---- SUPPLIED RECORDS

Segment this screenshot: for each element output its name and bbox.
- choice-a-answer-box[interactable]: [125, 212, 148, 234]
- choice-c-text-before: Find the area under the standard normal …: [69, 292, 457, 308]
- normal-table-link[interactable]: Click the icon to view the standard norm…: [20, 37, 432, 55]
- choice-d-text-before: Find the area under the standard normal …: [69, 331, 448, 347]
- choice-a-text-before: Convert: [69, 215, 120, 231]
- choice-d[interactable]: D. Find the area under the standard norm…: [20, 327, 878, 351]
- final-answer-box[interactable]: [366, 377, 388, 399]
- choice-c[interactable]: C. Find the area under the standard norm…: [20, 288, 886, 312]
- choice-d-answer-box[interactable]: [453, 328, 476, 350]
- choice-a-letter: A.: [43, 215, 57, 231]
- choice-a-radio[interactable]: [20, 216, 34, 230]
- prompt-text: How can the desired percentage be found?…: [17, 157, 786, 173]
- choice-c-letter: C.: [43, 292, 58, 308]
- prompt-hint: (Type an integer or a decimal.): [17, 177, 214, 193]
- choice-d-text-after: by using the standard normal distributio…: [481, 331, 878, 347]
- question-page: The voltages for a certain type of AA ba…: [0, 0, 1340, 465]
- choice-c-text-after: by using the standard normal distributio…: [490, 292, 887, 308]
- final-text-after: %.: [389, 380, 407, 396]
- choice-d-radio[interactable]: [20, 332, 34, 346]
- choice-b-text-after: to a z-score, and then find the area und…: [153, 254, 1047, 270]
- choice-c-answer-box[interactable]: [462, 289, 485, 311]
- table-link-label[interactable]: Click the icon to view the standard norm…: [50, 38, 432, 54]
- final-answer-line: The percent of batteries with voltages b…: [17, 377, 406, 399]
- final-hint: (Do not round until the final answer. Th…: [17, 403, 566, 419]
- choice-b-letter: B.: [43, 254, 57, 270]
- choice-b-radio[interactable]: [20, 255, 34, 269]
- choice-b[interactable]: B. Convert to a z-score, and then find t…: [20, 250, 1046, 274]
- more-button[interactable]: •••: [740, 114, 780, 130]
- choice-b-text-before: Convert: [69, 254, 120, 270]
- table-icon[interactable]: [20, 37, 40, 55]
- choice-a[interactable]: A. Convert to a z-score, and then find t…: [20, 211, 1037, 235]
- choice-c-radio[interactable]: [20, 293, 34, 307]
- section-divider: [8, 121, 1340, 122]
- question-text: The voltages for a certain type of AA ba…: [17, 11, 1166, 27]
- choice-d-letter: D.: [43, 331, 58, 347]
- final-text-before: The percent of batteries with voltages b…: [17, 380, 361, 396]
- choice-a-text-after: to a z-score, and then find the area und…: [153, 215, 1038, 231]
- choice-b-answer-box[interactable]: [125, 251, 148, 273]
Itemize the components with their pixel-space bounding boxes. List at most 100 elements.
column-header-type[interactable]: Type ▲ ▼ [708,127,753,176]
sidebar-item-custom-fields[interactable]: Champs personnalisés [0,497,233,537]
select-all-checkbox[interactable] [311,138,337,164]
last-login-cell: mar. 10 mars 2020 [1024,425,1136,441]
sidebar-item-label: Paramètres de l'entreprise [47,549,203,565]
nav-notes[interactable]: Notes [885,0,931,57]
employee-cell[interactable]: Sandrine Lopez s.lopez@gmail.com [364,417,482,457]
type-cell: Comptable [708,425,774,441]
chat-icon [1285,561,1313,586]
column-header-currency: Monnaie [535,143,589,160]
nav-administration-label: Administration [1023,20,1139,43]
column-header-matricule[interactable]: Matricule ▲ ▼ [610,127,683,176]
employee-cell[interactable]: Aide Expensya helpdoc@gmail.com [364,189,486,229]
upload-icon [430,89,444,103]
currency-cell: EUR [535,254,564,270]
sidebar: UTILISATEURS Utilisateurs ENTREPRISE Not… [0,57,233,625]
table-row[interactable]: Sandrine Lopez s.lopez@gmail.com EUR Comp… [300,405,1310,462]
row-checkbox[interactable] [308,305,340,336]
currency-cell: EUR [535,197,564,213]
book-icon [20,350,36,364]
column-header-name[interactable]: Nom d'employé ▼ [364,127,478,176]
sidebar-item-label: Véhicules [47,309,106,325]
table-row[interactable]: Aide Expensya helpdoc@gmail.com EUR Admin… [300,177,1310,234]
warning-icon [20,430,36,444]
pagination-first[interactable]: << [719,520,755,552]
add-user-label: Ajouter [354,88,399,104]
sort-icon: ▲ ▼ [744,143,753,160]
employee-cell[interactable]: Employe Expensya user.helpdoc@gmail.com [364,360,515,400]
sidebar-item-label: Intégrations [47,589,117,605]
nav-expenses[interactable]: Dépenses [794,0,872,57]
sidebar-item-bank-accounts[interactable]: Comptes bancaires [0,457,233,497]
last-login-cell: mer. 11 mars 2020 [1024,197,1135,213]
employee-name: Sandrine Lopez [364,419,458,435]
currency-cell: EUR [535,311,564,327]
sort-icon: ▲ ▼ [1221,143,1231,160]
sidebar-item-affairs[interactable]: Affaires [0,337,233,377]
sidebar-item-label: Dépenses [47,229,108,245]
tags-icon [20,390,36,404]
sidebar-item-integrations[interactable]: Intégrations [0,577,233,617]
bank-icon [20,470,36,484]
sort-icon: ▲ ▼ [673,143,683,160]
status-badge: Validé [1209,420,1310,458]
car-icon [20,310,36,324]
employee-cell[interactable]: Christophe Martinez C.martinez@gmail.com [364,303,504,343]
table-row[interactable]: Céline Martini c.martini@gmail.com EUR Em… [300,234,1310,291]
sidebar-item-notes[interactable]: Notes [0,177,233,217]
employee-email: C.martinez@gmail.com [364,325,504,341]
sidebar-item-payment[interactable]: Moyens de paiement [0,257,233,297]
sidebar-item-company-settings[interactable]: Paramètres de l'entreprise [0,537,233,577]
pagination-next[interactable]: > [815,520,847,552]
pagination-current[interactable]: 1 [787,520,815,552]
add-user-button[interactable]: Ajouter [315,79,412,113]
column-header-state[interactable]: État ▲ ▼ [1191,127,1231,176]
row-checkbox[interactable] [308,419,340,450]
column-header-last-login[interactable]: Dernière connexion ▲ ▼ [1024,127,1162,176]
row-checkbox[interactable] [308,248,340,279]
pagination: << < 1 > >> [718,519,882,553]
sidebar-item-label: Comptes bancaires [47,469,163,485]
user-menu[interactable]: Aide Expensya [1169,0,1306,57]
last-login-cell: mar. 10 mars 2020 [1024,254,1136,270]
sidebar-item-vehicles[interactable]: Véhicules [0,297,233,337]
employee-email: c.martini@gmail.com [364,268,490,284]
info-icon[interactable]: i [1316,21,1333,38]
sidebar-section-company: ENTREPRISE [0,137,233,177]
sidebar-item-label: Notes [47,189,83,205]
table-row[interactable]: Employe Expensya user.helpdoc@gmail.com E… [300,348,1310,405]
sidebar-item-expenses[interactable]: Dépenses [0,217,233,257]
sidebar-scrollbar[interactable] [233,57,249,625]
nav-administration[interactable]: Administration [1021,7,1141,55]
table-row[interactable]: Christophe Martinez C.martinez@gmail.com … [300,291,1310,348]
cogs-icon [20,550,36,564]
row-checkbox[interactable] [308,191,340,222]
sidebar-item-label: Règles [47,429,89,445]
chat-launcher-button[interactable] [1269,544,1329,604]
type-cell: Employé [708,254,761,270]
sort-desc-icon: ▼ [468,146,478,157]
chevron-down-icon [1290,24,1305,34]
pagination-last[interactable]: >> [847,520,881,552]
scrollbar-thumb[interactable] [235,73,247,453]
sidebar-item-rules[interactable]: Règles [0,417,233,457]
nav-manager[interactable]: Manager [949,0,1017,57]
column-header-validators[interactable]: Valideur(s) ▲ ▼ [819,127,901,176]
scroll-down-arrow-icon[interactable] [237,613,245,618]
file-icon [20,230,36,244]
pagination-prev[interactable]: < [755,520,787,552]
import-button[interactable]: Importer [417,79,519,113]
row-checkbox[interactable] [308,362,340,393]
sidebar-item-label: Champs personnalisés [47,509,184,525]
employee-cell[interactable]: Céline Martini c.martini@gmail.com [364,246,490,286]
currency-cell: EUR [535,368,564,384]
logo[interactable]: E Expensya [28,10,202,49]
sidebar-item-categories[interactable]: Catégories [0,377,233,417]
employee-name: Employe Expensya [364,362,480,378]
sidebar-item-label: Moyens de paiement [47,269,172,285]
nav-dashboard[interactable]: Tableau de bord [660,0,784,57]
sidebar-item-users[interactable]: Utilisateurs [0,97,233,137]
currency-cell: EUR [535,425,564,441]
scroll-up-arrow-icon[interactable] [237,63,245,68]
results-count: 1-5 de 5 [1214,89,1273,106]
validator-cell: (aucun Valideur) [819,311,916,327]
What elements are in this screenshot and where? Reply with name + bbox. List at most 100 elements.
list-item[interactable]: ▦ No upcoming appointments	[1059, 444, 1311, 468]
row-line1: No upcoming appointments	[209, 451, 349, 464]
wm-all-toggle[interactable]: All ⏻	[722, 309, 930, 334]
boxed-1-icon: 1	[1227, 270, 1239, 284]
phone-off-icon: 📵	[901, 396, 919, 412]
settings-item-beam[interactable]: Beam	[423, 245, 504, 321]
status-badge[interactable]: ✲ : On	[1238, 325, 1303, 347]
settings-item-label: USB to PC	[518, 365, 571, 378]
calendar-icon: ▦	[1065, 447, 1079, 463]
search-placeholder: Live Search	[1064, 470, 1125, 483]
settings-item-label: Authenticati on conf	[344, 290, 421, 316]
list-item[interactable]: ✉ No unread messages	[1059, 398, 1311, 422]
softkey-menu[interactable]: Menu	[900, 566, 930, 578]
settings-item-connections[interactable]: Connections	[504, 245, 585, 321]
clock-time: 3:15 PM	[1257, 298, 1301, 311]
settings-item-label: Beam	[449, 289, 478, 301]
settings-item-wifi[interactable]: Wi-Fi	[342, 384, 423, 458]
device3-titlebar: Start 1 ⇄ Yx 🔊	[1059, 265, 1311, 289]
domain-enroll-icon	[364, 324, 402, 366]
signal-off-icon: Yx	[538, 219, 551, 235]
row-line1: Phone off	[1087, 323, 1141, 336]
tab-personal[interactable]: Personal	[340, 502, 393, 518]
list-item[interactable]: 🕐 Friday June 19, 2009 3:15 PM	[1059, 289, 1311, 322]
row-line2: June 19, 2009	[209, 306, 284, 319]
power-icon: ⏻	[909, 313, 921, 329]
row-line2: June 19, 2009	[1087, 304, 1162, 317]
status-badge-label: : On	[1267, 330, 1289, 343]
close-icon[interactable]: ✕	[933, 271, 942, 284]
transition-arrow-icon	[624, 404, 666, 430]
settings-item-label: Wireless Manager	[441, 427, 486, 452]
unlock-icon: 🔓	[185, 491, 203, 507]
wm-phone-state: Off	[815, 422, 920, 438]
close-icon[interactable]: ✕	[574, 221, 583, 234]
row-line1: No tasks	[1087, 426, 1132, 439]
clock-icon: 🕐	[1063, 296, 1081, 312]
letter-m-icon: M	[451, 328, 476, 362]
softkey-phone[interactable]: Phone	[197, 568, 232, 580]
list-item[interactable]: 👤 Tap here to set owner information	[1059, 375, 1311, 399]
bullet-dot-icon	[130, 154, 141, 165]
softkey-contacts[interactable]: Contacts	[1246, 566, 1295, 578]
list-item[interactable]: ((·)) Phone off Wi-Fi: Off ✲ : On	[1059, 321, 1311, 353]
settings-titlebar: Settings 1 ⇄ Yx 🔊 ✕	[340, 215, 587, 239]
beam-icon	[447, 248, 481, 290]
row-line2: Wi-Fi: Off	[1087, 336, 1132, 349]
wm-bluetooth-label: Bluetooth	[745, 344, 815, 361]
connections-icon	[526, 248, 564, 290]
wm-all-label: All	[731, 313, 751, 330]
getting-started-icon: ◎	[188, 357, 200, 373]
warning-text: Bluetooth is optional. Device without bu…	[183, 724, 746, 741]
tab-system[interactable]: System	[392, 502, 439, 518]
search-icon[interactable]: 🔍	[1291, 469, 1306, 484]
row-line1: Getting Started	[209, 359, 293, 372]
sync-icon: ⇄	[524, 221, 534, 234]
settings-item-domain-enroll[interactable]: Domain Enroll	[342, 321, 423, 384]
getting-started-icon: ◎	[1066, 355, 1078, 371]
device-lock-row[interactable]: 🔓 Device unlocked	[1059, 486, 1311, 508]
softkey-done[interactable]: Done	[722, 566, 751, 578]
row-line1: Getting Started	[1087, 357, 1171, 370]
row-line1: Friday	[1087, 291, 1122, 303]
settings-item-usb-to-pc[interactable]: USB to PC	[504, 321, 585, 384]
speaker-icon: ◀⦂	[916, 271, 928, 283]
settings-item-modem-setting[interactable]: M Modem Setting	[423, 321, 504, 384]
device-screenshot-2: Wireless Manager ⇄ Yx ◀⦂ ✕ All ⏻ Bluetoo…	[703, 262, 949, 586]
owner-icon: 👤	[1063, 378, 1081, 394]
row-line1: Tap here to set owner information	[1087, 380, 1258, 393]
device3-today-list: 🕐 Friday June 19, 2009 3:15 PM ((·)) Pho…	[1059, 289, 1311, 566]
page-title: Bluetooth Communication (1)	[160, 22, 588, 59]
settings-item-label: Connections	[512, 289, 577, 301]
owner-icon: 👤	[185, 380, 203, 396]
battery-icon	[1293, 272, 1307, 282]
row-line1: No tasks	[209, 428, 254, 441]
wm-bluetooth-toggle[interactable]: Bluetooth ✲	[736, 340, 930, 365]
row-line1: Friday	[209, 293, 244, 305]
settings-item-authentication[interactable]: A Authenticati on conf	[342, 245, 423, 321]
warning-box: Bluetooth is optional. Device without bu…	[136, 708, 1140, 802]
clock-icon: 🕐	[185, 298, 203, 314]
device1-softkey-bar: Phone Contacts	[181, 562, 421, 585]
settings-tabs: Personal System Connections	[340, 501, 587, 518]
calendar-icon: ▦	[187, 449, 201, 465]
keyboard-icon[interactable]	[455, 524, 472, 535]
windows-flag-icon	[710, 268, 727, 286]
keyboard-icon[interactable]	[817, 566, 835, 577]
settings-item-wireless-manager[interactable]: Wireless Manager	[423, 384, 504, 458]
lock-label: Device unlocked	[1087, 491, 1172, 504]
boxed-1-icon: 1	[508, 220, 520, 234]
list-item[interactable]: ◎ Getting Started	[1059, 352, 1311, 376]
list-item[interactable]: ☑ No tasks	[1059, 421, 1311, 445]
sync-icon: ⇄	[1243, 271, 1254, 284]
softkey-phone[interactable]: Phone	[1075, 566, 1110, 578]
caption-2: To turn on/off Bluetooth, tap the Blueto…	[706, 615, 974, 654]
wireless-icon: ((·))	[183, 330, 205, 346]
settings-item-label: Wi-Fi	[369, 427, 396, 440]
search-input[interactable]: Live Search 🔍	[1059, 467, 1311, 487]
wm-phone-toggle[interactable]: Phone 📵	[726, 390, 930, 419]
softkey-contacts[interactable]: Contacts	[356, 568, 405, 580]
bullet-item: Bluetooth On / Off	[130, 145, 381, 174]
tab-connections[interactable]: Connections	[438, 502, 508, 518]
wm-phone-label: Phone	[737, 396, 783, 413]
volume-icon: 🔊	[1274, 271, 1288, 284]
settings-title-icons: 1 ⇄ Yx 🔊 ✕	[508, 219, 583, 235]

--------

**TASK INSTRUCTIONS**.
Could you update the stretch of data from its start through the line containing "- final-answer-box[interactable]: [366, 377, 388, 399]" so that "Convert" becomes "Transform" and nothing else changes?

**FULL SOLUTION**.
Segment this screenshot: for each element output its name and bbox.
- choice-a-answer-box[interactable]: [125, 212, 148, 234]
- choice-c-text-before: Find the area under the standard normal …: [69, 292, 457, 308]
- normal-table-link[interactable]: Click the icon to view the standard norm…: [20, 37, 432, 55]
- choice-d-text-before: Find the area under the standard normal …: [69, 331, 448, 347]
- choice-a-text-before: Transform: [69, 215, 120, 231]
- choice-d[interactable]: D. Find the area under the standard norm…: [20, 327, 878, 351]
- final-answer-box[interactable]: [366, 377, 388, 399]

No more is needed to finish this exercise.